── PROVIDED DATA ──
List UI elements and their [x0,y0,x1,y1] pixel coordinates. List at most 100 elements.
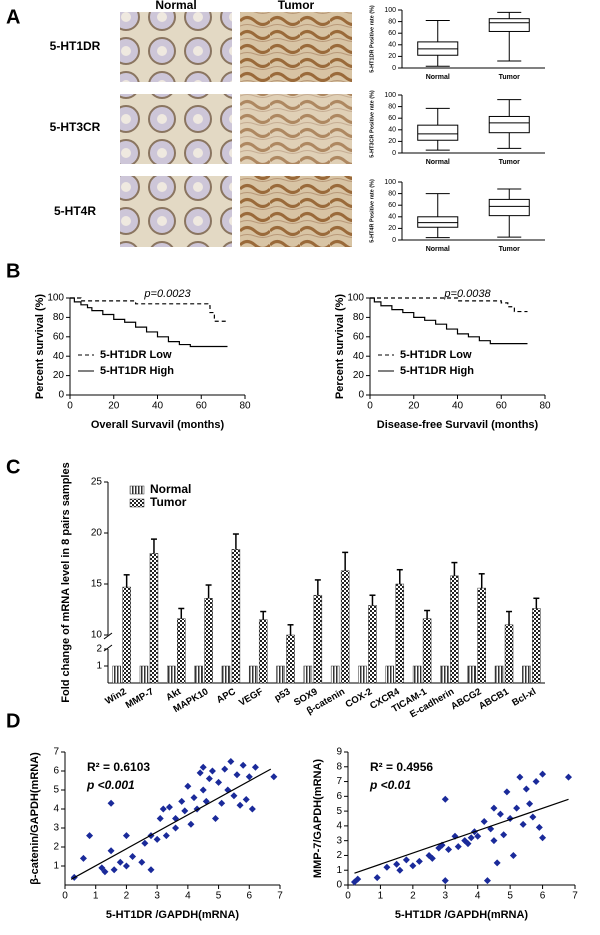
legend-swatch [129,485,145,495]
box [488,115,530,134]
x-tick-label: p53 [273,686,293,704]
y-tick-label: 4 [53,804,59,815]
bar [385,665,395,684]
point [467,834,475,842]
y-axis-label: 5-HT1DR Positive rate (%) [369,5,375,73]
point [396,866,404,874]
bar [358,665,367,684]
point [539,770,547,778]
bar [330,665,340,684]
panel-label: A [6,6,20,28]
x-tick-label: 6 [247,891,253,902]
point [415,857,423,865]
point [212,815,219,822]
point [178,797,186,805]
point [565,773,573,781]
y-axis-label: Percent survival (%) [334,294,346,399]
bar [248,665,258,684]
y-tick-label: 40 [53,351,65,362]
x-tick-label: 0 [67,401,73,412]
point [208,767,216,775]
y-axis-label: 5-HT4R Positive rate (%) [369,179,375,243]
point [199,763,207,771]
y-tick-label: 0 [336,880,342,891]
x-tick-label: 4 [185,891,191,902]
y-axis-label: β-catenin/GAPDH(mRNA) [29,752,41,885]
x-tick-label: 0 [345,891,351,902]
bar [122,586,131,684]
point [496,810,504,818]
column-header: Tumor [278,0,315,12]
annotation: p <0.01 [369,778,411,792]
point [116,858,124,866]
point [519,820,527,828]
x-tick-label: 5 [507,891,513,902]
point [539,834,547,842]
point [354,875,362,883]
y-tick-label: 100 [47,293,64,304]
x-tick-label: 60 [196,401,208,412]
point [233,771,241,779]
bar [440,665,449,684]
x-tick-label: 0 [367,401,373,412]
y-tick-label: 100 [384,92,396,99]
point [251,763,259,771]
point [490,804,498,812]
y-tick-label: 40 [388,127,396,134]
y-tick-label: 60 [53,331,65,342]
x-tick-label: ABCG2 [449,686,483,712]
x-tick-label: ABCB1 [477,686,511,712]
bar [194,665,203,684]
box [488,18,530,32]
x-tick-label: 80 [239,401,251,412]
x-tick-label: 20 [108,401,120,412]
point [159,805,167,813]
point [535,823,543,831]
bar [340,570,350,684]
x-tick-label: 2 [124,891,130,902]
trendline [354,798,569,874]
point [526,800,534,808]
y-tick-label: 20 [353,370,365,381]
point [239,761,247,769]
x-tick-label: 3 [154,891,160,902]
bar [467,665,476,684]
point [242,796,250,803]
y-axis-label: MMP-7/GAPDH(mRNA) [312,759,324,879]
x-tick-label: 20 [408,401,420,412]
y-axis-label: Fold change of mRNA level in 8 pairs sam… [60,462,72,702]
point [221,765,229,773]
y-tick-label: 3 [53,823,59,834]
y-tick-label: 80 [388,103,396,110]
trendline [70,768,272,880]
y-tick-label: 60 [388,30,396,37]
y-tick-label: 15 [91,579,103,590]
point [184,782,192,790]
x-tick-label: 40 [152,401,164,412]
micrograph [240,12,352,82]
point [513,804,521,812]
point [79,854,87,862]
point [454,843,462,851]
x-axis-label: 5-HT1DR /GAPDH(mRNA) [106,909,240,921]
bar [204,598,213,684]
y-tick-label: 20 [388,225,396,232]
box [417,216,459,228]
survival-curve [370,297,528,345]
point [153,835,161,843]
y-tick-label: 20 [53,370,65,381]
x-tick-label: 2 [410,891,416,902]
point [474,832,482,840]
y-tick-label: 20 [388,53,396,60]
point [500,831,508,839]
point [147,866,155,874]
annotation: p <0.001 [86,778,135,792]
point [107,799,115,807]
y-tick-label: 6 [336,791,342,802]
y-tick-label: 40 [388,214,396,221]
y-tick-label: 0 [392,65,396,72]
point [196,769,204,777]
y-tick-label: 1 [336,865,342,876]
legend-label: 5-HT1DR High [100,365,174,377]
───
DESCRIPTION OF THE TASK: Extract every line above containing the word "rate".

YOUR RESPONSE:
y-axis-label: 5-HT1DR Positive rate (%) [369,5,375,73]
y-axis-label: 5-HT4R Positive rate (%) [369,179,375,243]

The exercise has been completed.